Excerto fornecido:
--------------------------------

Em nome do "bem comum da nação", os bispos católicos exigiram ontem o fim de "recompensas exorbitantes", acrescentando: "É hora para repensar as atitudes éticas e cívicas com lucidez vigorosa." Apelos à moralização é coisa que se espera de bispos. Mas tudo deve começar em casa. Por exemplo, face à revogação parcial das leis de 1990 e 2001 que permitiam às Instituições Privadas de Solidariedade Social (IPSS) e às igrejas radicadas receber de volta o IVA, revogação que deixa intocada essa devolução à Igreja Católica (IC), seria de esperar dos bispos mais que um protesto tíbio pela discriminação das outras confissões. (Discriminação que no tocante ao IVA vigorou desde a sua introdução, em 1986, até 2001, quando a Lei da Liberdade Religiosa alargou a devolução às restantes confissões radicadas - sem que no entretanto se tenham notado grandes engulhos nos hierarcas.) Devíamos ouvi-los dizer: "Ah, se o Estado está tão aflito que até quer retirar este benefício fiscal às IPSS, que têm por função específica ajudar as pessoas, nós, que só o recebemos em função dos fins religiosos, que a bem dizer nem deviam custar dinheiro, abdicamos dele para essas organizações poderem prosseguir os seus meritórios fins." Acresce o pormenor de muitas das IPSS estarem ligadas à IC, pelo que o sacrifício, que ficava tão bem, nem seria por aí além.

--------------------------------

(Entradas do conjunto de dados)

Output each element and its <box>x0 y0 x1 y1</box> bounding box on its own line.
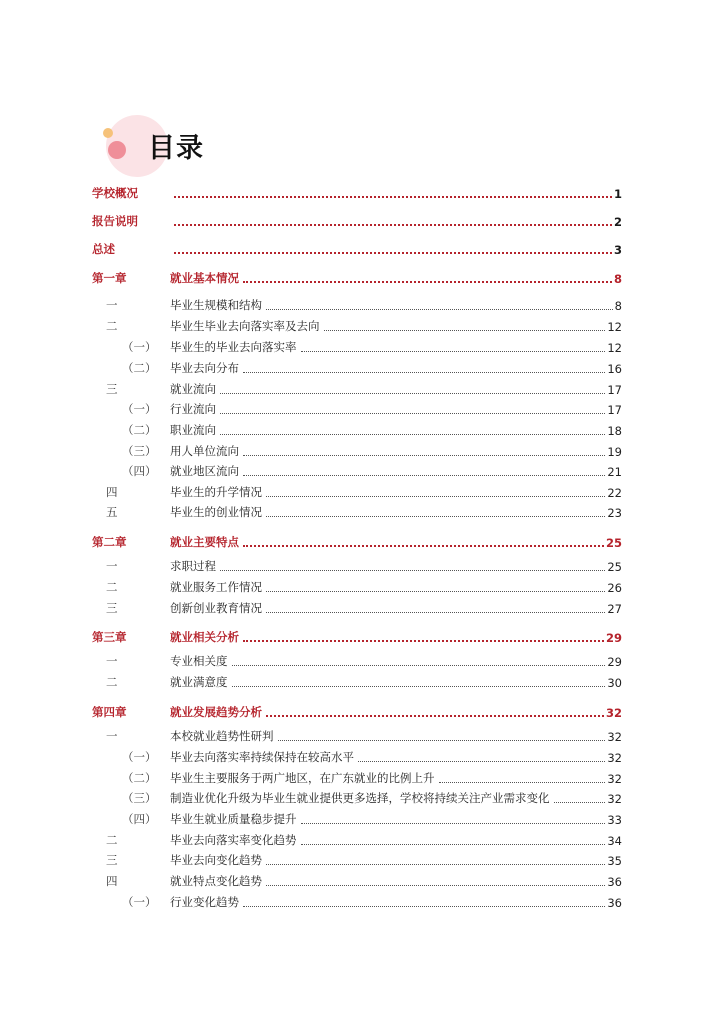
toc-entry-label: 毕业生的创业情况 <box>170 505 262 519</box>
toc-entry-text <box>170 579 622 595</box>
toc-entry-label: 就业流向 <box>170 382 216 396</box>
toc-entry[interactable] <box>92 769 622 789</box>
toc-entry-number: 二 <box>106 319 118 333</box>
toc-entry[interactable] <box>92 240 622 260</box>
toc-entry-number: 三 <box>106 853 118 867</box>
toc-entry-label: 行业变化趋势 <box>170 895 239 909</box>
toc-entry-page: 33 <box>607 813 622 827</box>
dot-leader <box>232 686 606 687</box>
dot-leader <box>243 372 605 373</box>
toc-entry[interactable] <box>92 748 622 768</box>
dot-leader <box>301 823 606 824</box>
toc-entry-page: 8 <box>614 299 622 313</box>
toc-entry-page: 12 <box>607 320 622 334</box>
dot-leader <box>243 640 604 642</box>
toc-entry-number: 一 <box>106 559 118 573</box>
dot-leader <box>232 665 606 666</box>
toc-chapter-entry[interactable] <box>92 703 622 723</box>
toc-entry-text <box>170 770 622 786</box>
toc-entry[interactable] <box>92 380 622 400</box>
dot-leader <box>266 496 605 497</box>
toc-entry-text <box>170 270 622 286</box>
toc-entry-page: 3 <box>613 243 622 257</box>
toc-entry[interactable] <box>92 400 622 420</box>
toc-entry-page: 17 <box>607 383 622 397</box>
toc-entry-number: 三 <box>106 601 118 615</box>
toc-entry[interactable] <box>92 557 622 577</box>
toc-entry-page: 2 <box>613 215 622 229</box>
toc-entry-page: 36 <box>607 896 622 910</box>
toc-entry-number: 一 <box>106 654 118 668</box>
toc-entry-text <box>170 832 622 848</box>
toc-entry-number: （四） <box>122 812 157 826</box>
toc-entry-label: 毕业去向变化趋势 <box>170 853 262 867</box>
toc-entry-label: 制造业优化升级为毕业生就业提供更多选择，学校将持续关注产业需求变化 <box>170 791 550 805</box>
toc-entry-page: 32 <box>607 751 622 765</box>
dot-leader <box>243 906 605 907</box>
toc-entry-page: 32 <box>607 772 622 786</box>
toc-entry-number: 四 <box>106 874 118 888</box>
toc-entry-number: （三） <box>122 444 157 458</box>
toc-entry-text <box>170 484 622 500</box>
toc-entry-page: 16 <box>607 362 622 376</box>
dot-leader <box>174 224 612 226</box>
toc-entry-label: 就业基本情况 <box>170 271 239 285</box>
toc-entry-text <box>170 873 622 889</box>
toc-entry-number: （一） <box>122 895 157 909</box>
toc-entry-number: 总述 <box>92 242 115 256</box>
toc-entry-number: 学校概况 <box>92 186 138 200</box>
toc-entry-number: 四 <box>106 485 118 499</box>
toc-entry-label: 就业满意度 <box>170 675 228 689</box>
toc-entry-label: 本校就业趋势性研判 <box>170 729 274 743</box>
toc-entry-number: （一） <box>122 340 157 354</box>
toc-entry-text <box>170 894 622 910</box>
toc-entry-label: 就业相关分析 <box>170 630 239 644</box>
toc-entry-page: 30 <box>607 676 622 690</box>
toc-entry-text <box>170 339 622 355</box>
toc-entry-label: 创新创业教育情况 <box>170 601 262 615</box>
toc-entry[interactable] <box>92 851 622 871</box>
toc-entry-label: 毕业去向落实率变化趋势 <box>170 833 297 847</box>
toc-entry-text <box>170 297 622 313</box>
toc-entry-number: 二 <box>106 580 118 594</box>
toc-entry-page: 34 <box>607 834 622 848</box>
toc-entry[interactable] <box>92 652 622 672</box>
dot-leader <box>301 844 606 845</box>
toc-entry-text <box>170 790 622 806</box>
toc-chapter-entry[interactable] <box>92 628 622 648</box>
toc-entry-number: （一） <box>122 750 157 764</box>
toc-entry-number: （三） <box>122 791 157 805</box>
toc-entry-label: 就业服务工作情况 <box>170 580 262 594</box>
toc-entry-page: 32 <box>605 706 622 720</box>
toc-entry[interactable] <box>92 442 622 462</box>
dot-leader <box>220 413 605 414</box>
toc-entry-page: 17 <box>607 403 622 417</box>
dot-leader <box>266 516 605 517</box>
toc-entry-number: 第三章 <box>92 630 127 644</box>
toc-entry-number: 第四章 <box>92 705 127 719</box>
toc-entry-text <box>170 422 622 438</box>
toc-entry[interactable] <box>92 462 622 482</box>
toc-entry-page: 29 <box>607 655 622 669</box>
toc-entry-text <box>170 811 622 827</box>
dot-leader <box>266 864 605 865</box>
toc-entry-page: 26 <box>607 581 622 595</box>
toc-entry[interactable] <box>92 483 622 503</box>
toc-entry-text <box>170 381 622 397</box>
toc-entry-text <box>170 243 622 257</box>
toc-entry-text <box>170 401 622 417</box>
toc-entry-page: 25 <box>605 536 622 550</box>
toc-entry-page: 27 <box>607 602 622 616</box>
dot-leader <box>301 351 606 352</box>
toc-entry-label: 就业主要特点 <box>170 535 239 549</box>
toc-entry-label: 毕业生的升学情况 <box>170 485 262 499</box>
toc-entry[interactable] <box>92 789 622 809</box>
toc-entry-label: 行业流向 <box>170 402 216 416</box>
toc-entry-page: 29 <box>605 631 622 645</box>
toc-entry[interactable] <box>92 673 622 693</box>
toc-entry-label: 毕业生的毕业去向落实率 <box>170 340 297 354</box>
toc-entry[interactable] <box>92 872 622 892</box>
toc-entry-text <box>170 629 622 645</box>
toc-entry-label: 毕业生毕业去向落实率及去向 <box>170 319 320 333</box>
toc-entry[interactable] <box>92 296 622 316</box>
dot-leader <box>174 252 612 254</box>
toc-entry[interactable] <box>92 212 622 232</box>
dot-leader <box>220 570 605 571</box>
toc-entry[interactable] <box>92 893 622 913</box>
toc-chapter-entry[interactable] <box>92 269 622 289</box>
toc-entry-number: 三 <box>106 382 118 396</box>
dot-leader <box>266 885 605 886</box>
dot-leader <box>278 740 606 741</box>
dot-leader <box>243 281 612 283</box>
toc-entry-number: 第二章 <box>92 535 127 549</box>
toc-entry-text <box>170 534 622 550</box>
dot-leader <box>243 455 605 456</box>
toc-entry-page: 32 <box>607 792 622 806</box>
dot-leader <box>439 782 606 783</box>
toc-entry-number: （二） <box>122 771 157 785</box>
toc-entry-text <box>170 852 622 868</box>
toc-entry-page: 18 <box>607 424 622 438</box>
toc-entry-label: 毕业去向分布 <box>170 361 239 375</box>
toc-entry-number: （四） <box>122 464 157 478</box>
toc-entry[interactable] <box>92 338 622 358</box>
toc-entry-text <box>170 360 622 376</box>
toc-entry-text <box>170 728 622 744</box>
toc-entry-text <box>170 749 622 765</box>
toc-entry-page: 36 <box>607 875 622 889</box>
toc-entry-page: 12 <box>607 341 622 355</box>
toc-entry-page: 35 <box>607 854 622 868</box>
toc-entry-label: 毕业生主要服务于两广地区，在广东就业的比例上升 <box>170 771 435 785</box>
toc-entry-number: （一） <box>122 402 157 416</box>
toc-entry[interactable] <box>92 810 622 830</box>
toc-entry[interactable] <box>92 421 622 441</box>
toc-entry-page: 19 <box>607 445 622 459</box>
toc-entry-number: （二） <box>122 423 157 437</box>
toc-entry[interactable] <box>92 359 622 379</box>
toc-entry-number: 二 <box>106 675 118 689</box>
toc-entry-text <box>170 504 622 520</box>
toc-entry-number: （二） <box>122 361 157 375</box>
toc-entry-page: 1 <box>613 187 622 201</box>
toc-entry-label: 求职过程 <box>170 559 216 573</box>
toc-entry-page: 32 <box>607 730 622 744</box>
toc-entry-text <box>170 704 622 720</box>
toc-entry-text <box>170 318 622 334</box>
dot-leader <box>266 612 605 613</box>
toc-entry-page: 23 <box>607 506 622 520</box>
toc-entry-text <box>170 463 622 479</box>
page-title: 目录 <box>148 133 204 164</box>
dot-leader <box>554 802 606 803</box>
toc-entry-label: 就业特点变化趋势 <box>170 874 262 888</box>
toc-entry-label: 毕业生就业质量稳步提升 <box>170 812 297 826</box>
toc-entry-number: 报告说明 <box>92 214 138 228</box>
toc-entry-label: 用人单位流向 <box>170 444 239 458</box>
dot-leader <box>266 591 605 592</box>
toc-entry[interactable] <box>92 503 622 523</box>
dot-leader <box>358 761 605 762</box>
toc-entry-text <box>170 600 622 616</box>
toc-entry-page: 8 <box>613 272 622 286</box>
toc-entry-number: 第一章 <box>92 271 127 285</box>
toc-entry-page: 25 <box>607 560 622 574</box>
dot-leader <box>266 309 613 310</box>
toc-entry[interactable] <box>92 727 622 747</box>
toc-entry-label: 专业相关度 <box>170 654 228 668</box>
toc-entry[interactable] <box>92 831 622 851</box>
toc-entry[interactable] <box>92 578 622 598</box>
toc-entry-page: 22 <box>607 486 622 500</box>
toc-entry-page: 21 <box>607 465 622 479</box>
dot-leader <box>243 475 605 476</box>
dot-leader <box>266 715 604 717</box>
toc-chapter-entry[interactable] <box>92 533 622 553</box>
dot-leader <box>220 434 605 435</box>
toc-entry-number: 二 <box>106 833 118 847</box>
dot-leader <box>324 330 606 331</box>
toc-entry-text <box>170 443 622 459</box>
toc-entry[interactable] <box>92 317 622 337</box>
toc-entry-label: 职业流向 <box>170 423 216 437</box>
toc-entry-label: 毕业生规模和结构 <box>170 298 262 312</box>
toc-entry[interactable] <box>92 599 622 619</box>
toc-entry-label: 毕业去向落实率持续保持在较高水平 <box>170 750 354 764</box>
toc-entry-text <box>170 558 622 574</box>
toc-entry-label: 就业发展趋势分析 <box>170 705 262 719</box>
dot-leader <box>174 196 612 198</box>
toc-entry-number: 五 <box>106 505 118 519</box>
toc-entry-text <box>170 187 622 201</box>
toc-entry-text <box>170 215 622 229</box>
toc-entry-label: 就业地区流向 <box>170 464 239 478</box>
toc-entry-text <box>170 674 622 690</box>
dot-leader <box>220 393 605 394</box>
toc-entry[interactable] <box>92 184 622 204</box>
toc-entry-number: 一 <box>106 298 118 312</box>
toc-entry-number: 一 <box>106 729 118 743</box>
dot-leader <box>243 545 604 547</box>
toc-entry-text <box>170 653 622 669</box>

--------------------------------

Problema: Prossiga o texto sobre os bispos e a devolução do IVA a partir da última frase apresentada. As linhas constituem material à parte.

Resultado do exercício:
 

À falta de milagres, é ao Estado que se exige moralização, sendo inadmissível que se não tenha ainda ouvido - nem, valha a verdade, se tenha exigido muito - uma explicação do Governo para excepcionar de forma tão escandalosa uma confissão em detrimento das outras e até de organizações beneméritas. Porque, afinal, além de evidenciar a relação malsã do Estado português com a IC, o que esta medida traduz é o entendimento da religião como "um bem comum" que o Estado deveria incentivar ao ponto de lhe alocar recursos. Com que justificação, afinal, se mantém o financiamento directo de confissões religiosas pelo Estado, seja por que meio (devolução do IVA, outras isenções fiscais ou consignação - a possibilidade de cada contribuinte alocar 0,5% da colecta a uma instituição para tal inscrita, permitida desde 2001)? Não deve o seu sustento depender dos respectivos fiéis, ao invés de ser imposto a todos?

 

Vai fazer um século que a liberdade religiosa foi declarada em Portugal. Num país onde até então era crime propagar doutrinas "contrárias aos dogmas católicos" e celebrar actos públicos de outras confissões, era-se livre de professar qualquer religião, ou religião nenhuma. Durante algum tempo depois de 1911, é certo, foi como se ser católico fosse crime. Mas, cem anos depois, é mais que altura de dar essas contas por saldadas. E perceber que, se tirar a todos para dar aos padres é sempre imoral, tirar aos pobres, e em tempo de escassez, é uma ignomínia.

 

(publicado hoje no dn)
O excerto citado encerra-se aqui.